Direction: The records below are to be copied word for word, with every picture left out.

---

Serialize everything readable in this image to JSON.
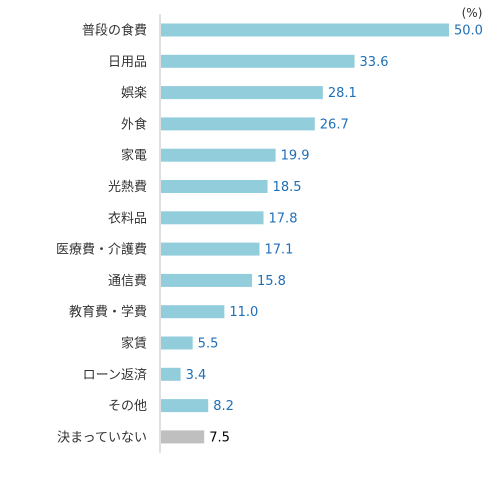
{
  "chart_data": {
    "type": "bar",
    "orientation": "horizontal",
    "unit_label": "(%)",
    "categories": [
      "普段の食費",
      "日用品",
      "娯楽",
      "外食",
      "家電",
      "光熱費",
      "衣料品",
      "医療費・介護費",
      "通信費",
      "教育費・学費",
      "家賃",
      "ローン返済",
      "その他",
      "決まっていない"
    ],
    "values": [
      50.0,
      33.6,
      28.1,
      26.7,
      19.9,
      18.5,
      17.8,
      17.1,
      15.8,
      11.0,
      5.5,
      3.4,
      8.2,
      7.5
    ],
    "value_labels": [
      "50.0",
      "33.6",
      "28.1",
      "26.7",
      "19.9",
      "18.5",
      "17.8",
      "17.1",
      "15.8",
      "11.0",
      "5.5",
      "3.4",
      "8.2",
      "7.5"
    ],
    "xlim": [
      0,
      50
    ],
    "grid": false,
    "colors": {
      "bar": "#92CDDC",
      "bar_highlight": "#BFBFBF",
      "value_text": "#1F6FB8",
      "value_text_highlight": "#000000",
      "axis": "#BFBFBF"
    }
  }
}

---

Exercise solution:
Serialize everything readable in this image to JSON.
{
  "chart_data": {
    "type": "bar",
    "orientation": "horizontal",
    "unit_label": "(%)",
    "categories": [
      "普段の食費",
      "日用品",
      "娯楽",
      "外食",
      "家電",
      "光熱費",
      "衣料品",
      "医療費・介護費",
      "通信費",
      "教育費・学費",
      "家賃",
      "ローン返済",
      "その他",
      "決まっていない"
    ],
    "values": [
      50.0,
      33.6,
      28.1,
      26.7,
      19.9,
      18.5,
      17.8,
      17.1,
      15.8,
      11.0,
      5.5,
      3.4,
      8.2,
      7.5
    ],
    "value_labels": [
      "50.0",
      "33.6",
      "28.1",
      "26.7",
      "19.9",
      "18.5",
      "17.8",
      "17.1",
      "15.8",
      "11.0",
      "5.5",
      "3.4",
      "8.2",
      "7.5"
    ],
    "xlim": [
      0,
      50
    ],
    "grid": false,
    "colors": {
      "bar": "#92CDDC",
      "bar_highlight": "#BFBFBF",
      "value_text": "#1F6FB8",
      "value_text_highlight": "#000000",
      "axis": "#BFBFBF"
    }
  }
}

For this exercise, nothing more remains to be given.